___ Records for this task

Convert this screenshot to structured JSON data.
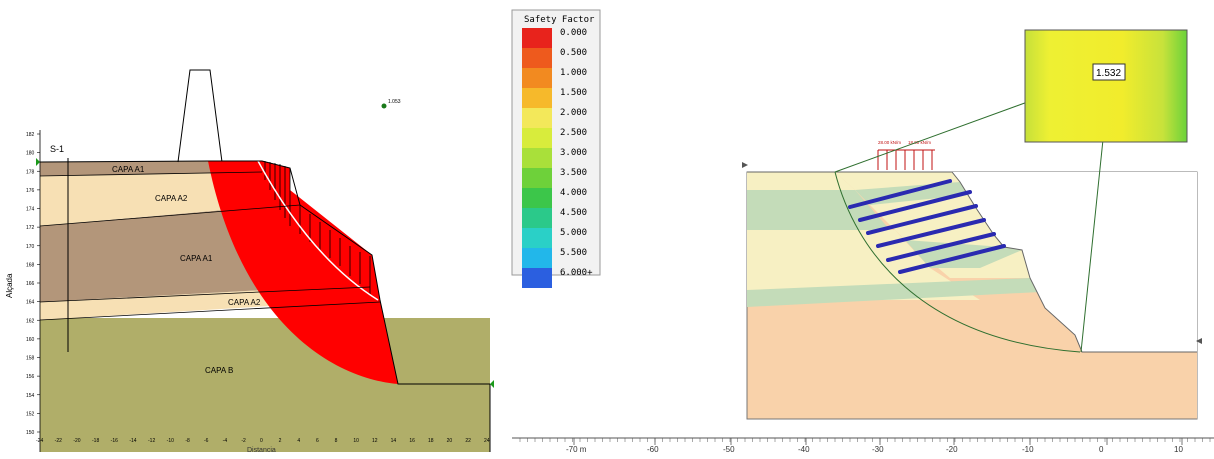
{
  "left_model": {
    "borehole_label": "S-1",
    "point_label": "1.053",
    "layers": {
      "capa_a1_top": "CAPA A1",
      "capa_a2_upper": "CAPA A2",
      "capa_a1_mid": "CAPA A1",
      "capa_a2_lower": "CAPA A2",
      "capa_b": "CAPA B"
    },
    "y_axis": {
      "label": "Alçada",
      "ticks": [
        "150",
        "152",
        "154",
        "156",
        "158",
        "160",
        "162",
        "164",
        "166",
        "168",
        "170",
        "172",
        "174",
        "176",
        "178",
        "180",
        "182"
      ]
    },
    "x_axis": {
      "label": "Distancia",
      "ticks": [
        "-24",
        "-22",
        "-20",
        "-18",
        "-16",
        "-14",
        "-12",
        "-10",
        "-8",
        "-6",
        "-4",
        "-2",
        "0",
        "2",
        "4",
        "6",
        "8",
        "10",
        "12",
        "14",
        "16",
        "18",
        "20",
        "22",
        "24"
      ]
    },
    "colors": {
      "capa_a1": "#b3967a",
      "capa_a2": "#f7e0b4",
      "capa_b": "#b0ae69",
      "failure": "#ff0000"
    }
  },
  "legend": {
    "title": "Safety Factor",
    "items": [
      {
        "label": "0.000",
        "color": "#e8231c"
      },
      {
        "label": "0.500",
        "color": "#ee5a1d"
      },
      {
        "label": "1.000",
        "color": "#f28a20"
      },
      {
        "label": "1.500",
        "color": "#f6b92b"
      },
      {
        "label": "2.000",
        "color": "#f3e85a"
      },
      {
        "label": "2.500",
        "color": "#d8ec3c"
      },
      {
        "label": "3.000",
        "color": "#a9e03a"
      },
      {
        "label": "3.500",
        "color": "#6ed13a"
      },
      {
        "label": "4.000",
        "color": "#3cc64a"
      },
      {
        "label": "4.500",
        "color": "#2bc98a"
      },
      {
        "label": "5.000",
        "color": "#2ad0c7"
      },
      {
        "label": "5.500",
        "color": "#22b7ea"
      },
      {
        "label": "6.000+",
        "color": "#2b5fe0"
      }
    ]
  },
  "right_model": {
    "safety_factor": "1.532",
    "load_label_1": "28.00 kN/m",
    "load_label_2": "18.00 kN/m",
    "ruler_ticks": [
      "-70 m",
      "-60",
      "-50",
      "-40",
      "-30",
      "-20",
      "-10",
      "0",
      "10"
    ]
  }
}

______

--- Exercise description ---
Quote the material word for word, dropping any images it holds.

--- Task output ---
Convert this screenshot to structured JSON data.
{
  "left_model": {
    "borehole_label": "S-1",
    "point_label": "1.053",
    "layers": {
      "capa_a1_top": "CAPA A1",
      "capa_a2_upper": "CAPA A2",
      "capa_a1_mid": "CAPA A1",
      "capa_a2_lower": "CAPA A2",
      "capa_b": "CAPA B"
    },
    "y_axis": {
      "label": "Alçada",
      "ticks": [
        "150",
        "152",
        "154",
        "156",
        "158",
        "160",
        "162",
        "164",
        "166",
        "168",
        "170",
        "172",
        "174",
        "176",
        "178",
        "180",
        "182"
      ]
    },
    "x_axis": {
      "label": "Distancia",
      "ticks": [
        "-24",
        "-22",
        "-20",
        "-18",
        "-16",
        "-14",
        "-12",
        "-10",
        "-8",
        "-6",
        "-4",
        "-2",
        "0",
        "2",
        "4",
        "6",
        "8",
        "10",
        "12",
        "14",
        "16",
        "18",
        "20",
        "22",
        "24"
      ]
    },
    "colors": {
      "capa_a1": "#b3967a",
      "capa_a2": "#f7e0b4",
      "capa_b": "#b0ae69",
      "failure": "#ff0000"
    }
  },
  "legend": {
    "title": "Safety Factor",
    "items": [
      {
        "label": "0.000",
        "color": "#e8231c"
      },
      {
        "label": "0.500",
        "color": "#ee5a1d"
      },
      {
        "label": "1.000",
        "color": "#f28a20"
      },
      {
        "label": "1.500",
        "color": "#f6b92b"
      },
      {
        "label": "2.000",
        "color": "#f3e85a"
      },
      {
        "label": "2.500",
        "color": "#d8ec3c"
      },
      {
        "label": "3.000",
        "color": "#a9e03a"
      },
      {
        "label": "3.500",
        "color": "#6ed13a"
      },
      {
        "label": "4.000",
        "color": "#3cc64a"
      },
      {
        "label": "4.500",
        "color": "#2bc98a"
      },
      {
        "label": "5.000",
        "color": "#2ad0c7"
      },
      {
        "label": "5.500",
        "color": "#22b7ea"
      },
      {
        "label": "6.000+",
        "color": "#2b5fe0"
      }
    ]
  },
  "right_model": {
    "safety_factor": "1.532",
    "load_label_1": "28.00 kN/m",
    "load_label_2": "18.00 kN/m",
    "ruler_ticks": [
      "-70 m",
      "-60",
      "-50",
      "-40",
      "-30",
      "-20",
      "-10",
      "0",
      "10"
    ]
  }
}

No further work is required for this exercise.